■ **Set exercise**
Some lines in the records below may hold the word "اكسبلور"; give the number of those lines and nothing else.

Part of a data file:
============
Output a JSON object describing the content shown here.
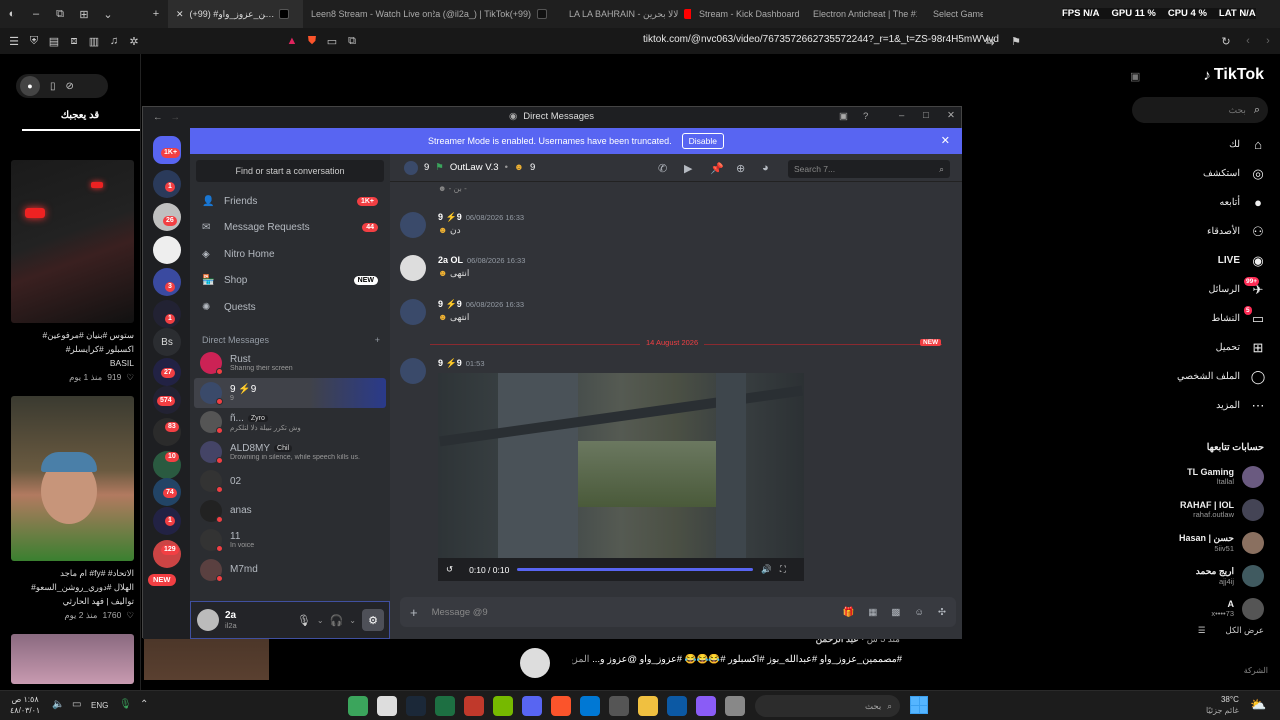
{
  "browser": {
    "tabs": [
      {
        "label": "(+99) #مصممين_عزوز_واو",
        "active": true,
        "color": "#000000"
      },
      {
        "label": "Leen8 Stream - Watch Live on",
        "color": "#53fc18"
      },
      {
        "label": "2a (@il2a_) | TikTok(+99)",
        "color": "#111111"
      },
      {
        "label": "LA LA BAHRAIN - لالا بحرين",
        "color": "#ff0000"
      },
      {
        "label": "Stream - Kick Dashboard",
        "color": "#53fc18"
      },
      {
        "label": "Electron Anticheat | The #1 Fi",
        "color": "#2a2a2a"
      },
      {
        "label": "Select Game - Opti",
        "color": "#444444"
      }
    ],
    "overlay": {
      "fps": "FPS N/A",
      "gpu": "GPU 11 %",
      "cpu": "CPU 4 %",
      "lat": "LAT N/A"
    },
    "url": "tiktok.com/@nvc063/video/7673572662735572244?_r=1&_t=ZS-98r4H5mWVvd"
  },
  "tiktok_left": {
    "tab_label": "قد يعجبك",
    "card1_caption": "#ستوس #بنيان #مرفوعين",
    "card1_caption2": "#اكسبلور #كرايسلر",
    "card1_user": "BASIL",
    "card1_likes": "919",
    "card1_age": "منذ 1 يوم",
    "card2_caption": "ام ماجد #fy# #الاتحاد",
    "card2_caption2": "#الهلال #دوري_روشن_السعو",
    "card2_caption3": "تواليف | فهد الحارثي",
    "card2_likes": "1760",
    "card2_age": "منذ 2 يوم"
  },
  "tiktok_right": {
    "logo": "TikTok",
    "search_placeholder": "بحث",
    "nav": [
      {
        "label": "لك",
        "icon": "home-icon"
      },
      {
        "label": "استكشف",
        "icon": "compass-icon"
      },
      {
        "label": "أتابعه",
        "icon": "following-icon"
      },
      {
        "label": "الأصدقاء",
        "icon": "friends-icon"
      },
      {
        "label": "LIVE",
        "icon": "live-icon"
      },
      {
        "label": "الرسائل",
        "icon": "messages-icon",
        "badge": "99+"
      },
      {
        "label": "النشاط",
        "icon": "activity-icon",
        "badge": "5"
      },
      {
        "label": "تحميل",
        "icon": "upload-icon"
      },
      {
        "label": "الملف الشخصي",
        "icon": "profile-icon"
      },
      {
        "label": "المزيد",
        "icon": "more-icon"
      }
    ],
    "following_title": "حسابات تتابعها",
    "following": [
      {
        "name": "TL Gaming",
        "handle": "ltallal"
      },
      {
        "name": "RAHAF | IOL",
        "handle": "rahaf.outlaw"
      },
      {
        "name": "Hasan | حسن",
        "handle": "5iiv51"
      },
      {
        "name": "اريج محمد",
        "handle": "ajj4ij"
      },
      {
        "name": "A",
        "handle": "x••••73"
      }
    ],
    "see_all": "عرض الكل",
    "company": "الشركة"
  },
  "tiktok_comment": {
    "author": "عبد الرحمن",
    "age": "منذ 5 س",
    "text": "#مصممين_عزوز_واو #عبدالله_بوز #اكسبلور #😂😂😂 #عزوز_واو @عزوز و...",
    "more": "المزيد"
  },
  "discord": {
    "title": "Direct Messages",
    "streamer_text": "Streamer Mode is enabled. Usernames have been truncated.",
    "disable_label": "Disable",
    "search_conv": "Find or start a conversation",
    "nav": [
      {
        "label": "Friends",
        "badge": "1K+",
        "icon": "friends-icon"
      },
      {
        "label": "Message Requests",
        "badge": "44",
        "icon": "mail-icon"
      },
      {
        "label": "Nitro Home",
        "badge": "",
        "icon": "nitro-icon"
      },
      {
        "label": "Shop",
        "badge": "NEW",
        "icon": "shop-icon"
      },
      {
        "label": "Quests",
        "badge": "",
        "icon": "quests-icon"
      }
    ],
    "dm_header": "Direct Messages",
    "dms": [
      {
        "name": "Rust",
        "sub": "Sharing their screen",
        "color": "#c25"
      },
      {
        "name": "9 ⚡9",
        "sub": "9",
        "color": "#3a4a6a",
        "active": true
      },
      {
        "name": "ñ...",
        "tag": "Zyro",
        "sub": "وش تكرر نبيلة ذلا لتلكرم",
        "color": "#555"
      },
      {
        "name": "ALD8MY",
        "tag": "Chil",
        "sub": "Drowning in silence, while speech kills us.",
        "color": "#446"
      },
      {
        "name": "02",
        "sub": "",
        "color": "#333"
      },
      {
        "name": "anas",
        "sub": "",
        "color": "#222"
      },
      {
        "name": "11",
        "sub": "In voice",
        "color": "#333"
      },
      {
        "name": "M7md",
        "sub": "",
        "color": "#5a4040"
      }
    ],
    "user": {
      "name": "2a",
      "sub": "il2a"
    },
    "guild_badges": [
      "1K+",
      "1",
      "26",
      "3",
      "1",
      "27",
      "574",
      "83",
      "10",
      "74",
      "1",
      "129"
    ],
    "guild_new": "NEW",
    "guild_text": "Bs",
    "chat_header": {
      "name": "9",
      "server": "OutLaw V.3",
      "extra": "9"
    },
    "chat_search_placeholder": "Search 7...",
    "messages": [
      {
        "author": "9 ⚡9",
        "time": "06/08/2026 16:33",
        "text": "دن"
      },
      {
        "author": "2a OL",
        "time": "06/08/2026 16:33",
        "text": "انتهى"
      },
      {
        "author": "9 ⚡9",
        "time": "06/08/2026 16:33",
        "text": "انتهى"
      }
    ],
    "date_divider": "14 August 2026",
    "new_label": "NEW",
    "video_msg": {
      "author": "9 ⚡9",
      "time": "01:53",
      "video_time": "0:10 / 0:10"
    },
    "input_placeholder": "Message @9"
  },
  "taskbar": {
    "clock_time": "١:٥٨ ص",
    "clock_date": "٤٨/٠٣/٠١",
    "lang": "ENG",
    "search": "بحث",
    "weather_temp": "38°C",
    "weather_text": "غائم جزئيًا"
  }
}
============
■ **Task answer**
2